BEGIN EXTRACTED MATERIAL

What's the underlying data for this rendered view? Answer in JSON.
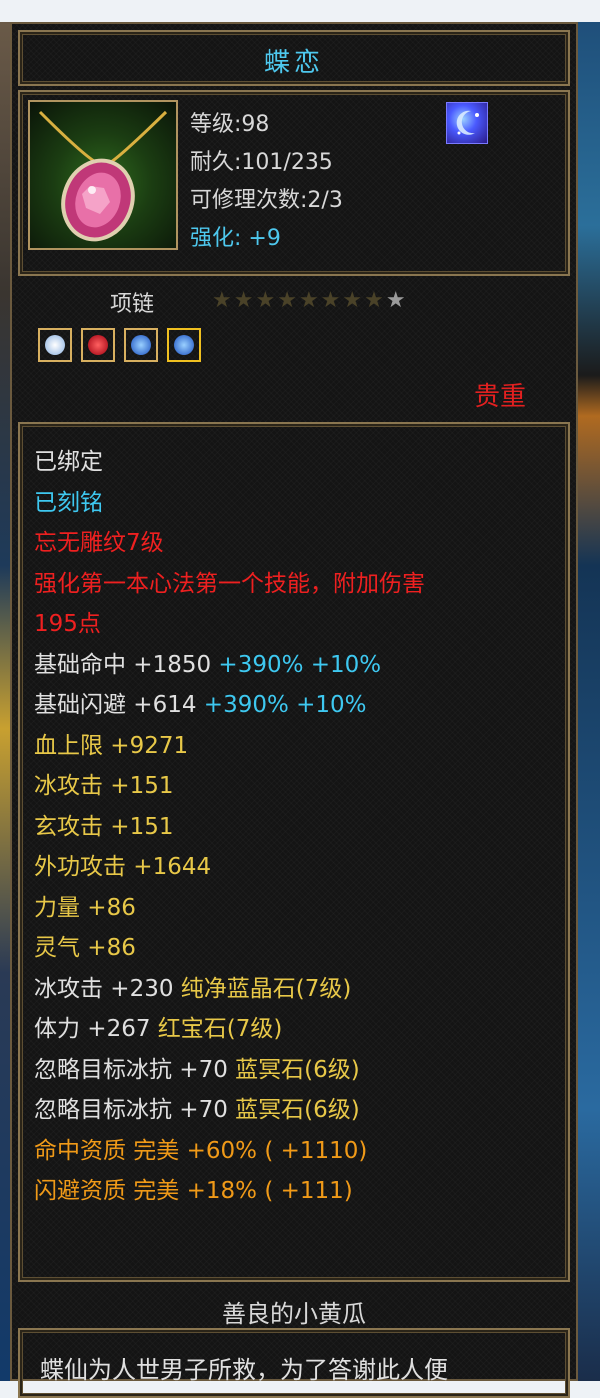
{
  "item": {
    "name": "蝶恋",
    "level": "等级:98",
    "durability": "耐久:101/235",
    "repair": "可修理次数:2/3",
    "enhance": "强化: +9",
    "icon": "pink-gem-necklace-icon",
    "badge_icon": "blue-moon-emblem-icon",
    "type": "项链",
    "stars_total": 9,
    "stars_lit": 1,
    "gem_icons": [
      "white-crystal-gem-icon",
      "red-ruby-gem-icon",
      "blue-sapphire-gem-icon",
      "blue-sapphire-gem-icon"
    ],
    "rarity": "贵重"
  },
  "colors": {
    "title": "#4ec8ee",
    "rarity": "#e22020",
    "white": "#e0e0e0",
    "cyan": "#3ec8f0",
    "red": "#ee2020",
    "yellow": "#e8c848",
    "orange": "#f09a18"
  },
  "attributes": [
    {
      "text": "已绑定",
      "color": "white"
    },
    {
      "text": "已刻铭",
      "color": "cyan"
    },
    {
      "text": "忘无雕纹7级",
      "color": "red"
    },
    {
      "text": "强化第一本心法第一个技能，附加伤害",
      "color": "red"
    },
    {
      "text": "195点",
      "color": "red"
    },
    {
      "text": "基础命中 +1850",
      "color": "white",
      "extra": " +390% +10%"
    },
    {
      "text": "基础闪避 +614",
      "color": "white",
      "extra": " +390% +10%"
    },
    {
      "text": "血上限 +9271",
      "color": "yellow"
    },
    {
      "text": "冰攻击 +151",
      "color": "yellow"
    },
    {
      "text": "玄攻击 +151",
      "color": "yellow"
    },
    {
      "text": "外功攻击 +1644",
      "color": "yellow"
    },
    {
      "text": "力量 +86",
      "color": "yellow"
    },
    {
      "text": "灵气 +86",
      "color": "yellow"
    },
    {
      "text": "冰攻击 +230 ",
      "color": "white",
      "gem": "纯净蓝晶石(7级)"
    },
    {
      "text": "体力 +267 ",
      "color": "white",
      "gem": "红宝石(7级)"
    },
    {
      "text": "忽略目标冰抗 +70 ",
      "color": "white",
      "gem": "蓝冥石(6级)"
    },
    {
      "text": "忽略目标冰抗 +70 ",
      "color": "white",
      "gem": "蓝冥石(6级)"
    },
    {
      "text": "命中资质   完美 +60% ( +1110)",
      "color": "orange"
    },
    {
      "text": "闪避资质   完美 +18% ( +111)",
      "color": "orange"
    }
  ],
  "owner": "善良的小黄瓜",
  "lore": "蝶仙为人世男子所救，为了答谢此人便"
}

END EXTRACTED MATERIAL
BEGIN EXTRACTED MATERIAL

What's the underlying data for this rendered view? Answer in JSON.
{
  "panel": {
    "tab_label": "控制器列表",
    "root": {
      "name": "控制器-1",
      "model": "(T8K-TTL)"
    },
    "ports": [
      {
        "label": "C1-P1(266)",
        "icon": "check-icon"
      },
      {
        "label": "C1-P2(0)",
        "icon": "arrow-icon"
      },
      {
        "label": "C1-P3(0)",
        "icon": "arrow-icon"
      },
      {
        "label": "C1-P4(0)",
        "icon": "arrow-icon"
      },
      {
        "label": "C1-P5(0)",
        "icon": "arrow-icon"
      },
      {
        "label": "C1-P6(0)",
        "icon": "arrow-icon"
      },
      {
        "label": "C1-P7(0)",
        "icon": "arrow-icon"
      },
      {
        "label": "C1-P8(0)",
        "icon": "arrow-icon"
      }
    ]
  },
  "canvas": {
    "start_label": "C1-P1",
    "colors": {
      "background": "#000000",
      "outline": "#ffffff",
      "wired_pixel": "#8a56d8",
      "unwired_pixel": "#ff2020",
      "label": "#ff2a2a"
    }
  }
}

END EXTRACTED MATERIAL

### EXERCISE PROMPT
Point out every line holding the string "blue" and copy it.

### RESULT
    "badge_icon": "blue-moon-emblem-icon",
      "blue-sapphire-gem-icon",
      "blue-sapphire-gem-icon"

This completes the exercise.